Dataset items:
=-=-=-=-=
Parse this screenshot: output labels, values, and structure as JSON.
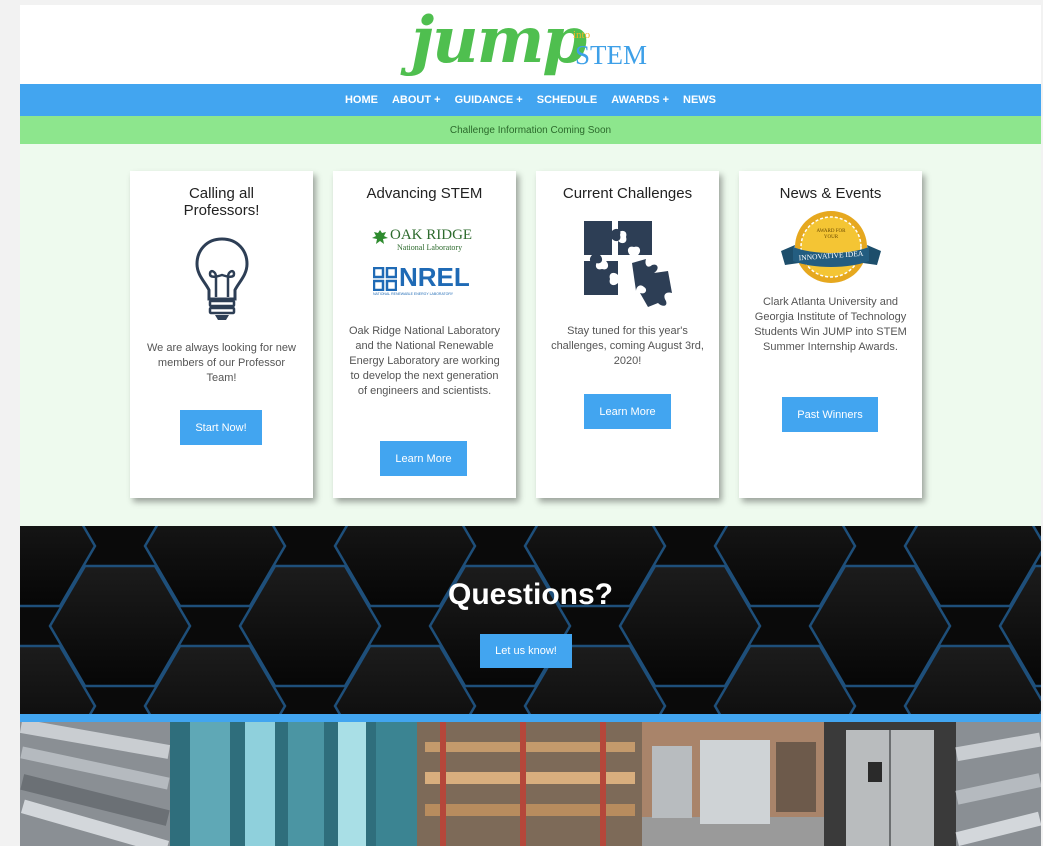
{
  "header": {
    "logo_jump": "jump",
    "logo_into": "into",
    "logo_stem": "STEM"
  },
  "nav": {
    "items": [
      "HOME",
      "ABOUT +",
      "GUIDANCE +",
      "SCHEDULE",
      "AWARDS +",
      "NEWS"
    ]
  },
  "announcement": "Challenge Information Coming Soon",
  "cards": [
    {
      "title": "Calling all Professors!",
      "icon": "lightbulb-icon",
      "text": "We are always looking for new members of our Professor Team!",
      "button": "Start Now!"
    },
    {
      "title": "Advancing STEM",
      "logo1": "OAK RIDGE",
      "logo1_sub": "National Laboratory",
      "logo2": "NREL",
      "logo2_sub": "NATIONAL RENEWABLE ENERGY LABORATORY",
      "text": "Oak Ridge National Laboratory and the National Renewable Energy Laboratory are working to develop the next generation of engineers and scientists.",
      "button": "Learn More"
    },
    {
      "title": "Current Challenges",
      "icon": "puzzle-icon",
      "text": "Stay tuned for this year's challenges, coming August 3rd, 2020!",
      "button": "Learn More"
    },
    {
      "title": "News & Events",
      "badge_top": "AWARD FOR YOUR",
      "badge_ribbon": "INNOVATIVE IDEA",
      "text": "Clark Atlanta University and Georgia Institute of Technology Students Win JUMP into STEM Summer Internship Awards.",
      "button": "Past Winners"
    }
  ],
  "questions": {
    "title": "Questions?",
    "button": "Let us know!"
  },
  "colors": {
    "nav_blue": "#42a5f0",
    "green_bar": "#8de68d",
    "page_bg": "#eefaee",
    "logo_green": "#4fbf4f"
  }
}
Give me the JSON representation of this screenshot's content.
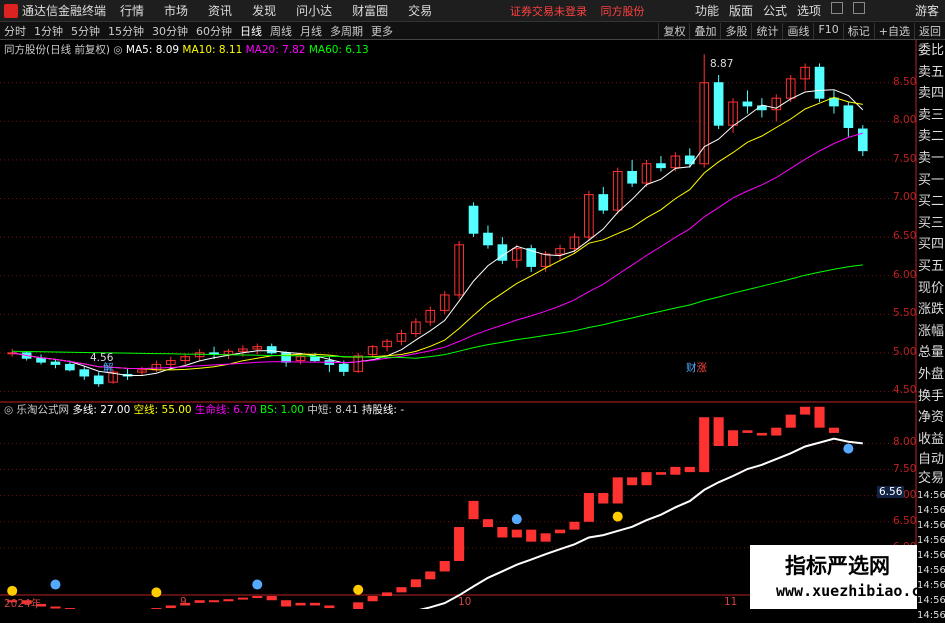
{
  "app": {
    "title": "通达信金融终端",
    "menus": [
      "行情",
      "市场",
      "资讯",
      "发现",
      "问小达",
      "财富圈",
      "交易"
    ],
    "warning": "证券交易未登录",
    "stock_label": "同方股份",
    "right_menus": [
      "功能",
      "版面",
      "公式",
      "选项"
    ],
    "guest": "游客"
  },
  "periods": [
    "分时",
    "1分钟",
    "5分钟",
    "15分钟",
    "30分钟",
    "60分钟",
    "日线",
    "周线",
    "月线",
    "多周期",
    "更多"
  ],
  "active_period": "日线",
  "toolbar": [
    "复权",
    "叠加",
    "多股",
    "统计",
    "画线",
    "F10",
    "标记",
    "+自选",
    "返回"
  ],
  "main_legend": {
    "name": "同方股份(日线 前复权)",
    "ma5": "MA5: 8.09",
    "ma10": "MA10: 8.11",
    "ma20": "MA20: 7.82",
    "ma60": "MA60: 6.13"
  },
  "sub_legend": {
    "name": "乐淘公式网",
    "items": [
      "多线: 27.00",
      "空线: 55.00",
      "生命线: 6.70",
      "BS: 1.00",
      "中短: 8.41",
      "持股线: -"
    ]
  },
  "right_panel": [
    "委比",
    "卖五",
    "卖四",
    "卖三",
    "卖二",
    "卖一",
    "买一",
    "买二",
    "买三",
    "买四",
    "买五",
    "现价",
    "涨跌",
    "涨幅",
    "总量",
    "外盘",
    "换手",
    "净资",
    "收益"
  ],
  "right_panel2": [
    "自动",
    "交易"
  ],
  "price_axis": [
    "8.50",
    "8.00",
    "7.50",
    "7.00",
    "6.50",
    "6.00",
    "5.50",
    "5.00",
    "4.50"
  ],
  "sub_axis": [
    "8.00",
    "7.50",
    "7.00",
    "6.50",
    "6.00"
  ],
  "sub_axis_current": "6.56",
  "time_axis": [
    "2024年",
    "9",
    "10",
    "11"
  ],
  "annotations": {
    "high": "8.87",
    "low": "4.56",
    "marker1": "解",
    "marker2": "财",
    "marker3": "涨"
  },
  "time_ticks": [
    "14:56",
    "14:56",
    "14:56",
    "14:56",
    "14:56",
    "14:56",
    "14:56",
    "14:56",
    "14:56"
  ],
  "watermark": {
    "line1": "指标严选网",
    "line2": "www.xuezhibiao.com"
  },
  "chart_data": {
    "type": "candlestick",
    "ylim": [
      4.35,
      8.95
    ],
    "candles": [
      [
        5.0,
        5.05,
        4.95,
        5.0
      ],
      [
        5.0,
        5.02,
        4.9,
        4.93
      ],
      [
        4.93,
        4.98,
        4.85,
        4.88
      ],
      [
        4.88,
        4.92,
        4.8,
        4.85
      ],
      [
        4.85,
        4.9,
        4.76,
        4.78
      ],
      [
        4.78,
        4.82,
        4.65,
        4.7
      ],
      [
        4.7,
        4.75,
        4.56,
        4.6
      ],
      [
        4.62,
        4.78,
        4.6,
        4.75
      ],
      [
        4.72,
        4.8,
        4.65,
        4.7
      ],
      [
        4.75,
        4.82,
        4.7,
        4.78
      ],
      [
        4.78,
        4.9,
        4.75,
        4.85
      ],
      [
        4.85,
        4.95,
        4.8,
        4.9
      ],
      [
        4.9,
        4.98,
        4.85,
        4.95
      ],
      [
        4.95,
        5.05,
        4.9,
        5.0
      ],
      [
        5.0,
        5.08,
        4.92,
        4.98
      ],
      [
        4.98,
        5.05,
        4.92,
        5.02
      ],
      [
        5.02,
        5.1,
        4.95,
        5.05
      ],
      [
        5.05,
        5.12,
        4.98,
        5.08
      ],
      [
        5.08,
        5.12,
        4.98,
        5.0
      ],
      [
        5.0,
        5.02,
        4.82,
        4.88
      ],
      [
        4.9,
        4.98,
        4.85,
        4.95
      ],
      [
        4.95,
        5.0,
        4.88,
        4.9
      ],
      [
        4.9,
        4.95,
        4.75,
        4.85
      ],
      [
        4.85,
        4.9,
        4.7,
        4.76
      ],
      [
        4.76,
        5.0,
        4.74,
        4.96
      ],
      [
        4.98,
        5.1,
        4.95,
        5.08
      ],
      [
        5.08,
        5.18,
        5.02,
        5.15
      ],
      [
        5.15,
        5.3,
        5.1,
        5.25
      ],
      [
        5.25,
        5.45,
        5.2,
        5.4
      ],
      [
        5.4,
        5.6,
        5.35,
        5.55
      ],
      [
        5.55,
        5.8,
        5.5,
        5.75
      ],
      [
        5.75,
        6.45,
        5.7,
        6.4
      ],
      [
        6.9,
        6.95,
        6.5,
        6.55
      ],
      [
        6.55,
        6.65,
        6.35,
        6.4
      ],
      [
        6.4,
        6.5,
        6.15,
        6.2
      ],
      [
        6.2,
        6.4,
        6.1,
        6.35
      ],
      [
        6.35,
        6.4,
        6.05,
        6.12
      ],
      [
        6.12,
        6.32,
        6.05,
        6.28
      ],
      [
        6.28,
        6.4,
        6.2,
        6.35
      ],
      [
        6.35,
        6.55,
        6.3,
        6.5
      ],
      [
        6.5,
        7.1,
        6.45,
        7.05
      ],
      [
        7.05,
        7.15,
        6.8,
        6.85
      ],
      [
        6.85,
        7.4,
        6.8,
        7.35
      ],
      [
        7.35,
        7.5,
        7.15,
        7.2
      ],
      [
        7.2,
        7.5,
        7.15,
        7.45
      ],
      [
        7.45,
        7.55,
        7.35,
        7.4
      ],
      [
        7.4,
        7.6,
        7.35,
        7.55
      ],
      [
        7.55,
        7.65,
        7.4,
        7.45
      ],
      [
        7.45,
        8.87,
        7.4,
        8.5
      ],
      [
        8.5,
        8.6,
        7.9,
        7.95
      ],
      [
        7.95,
        8.3,
        7.85,
        8.25
      ],
      [
        8.25,
        8.4,
        8.1,
        8.2
      ],
      [
        8.2,
        8.3,
        8.05,
        8.15
      ],
      [
        8.15,
        8.35,
        8.0,
        8.3
      ],
      [
        8.3,
        8.6,
        8.25,
        8.55
      ],
      [
        8.55,
        8.75,
        8.4,
        8.7
      ],
      [
        8.7,
        8.75,
        8.25,
        8.3
      ],
      [
        8.3,
        8.4,
        8.1,
        8.2
      ],
      [
        8.2,
        8.25,
        7.8,
        7.92
      ],
      [
        7.9,
        7.95,
        7.55,
        7.62
      ]
    ]
  },
  "colors": {
    "up": "#ff3232",
    "down": "#54ffff",
    "ma5": "#ffffff",
    "ma10": "#ffff00",
    "ma20": "#ff00ff",
    "ma60": "#00ff00",
    "grid": "#7a1010"
  }
}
=-=-=-=-=
**Your objective:** All lines above with "screenshot" in them should be returned.

**Completed exercise:**
Parse this screenshot: output labels, values, and structure as JSON.
Give me the JSON representation of this screenshot's content.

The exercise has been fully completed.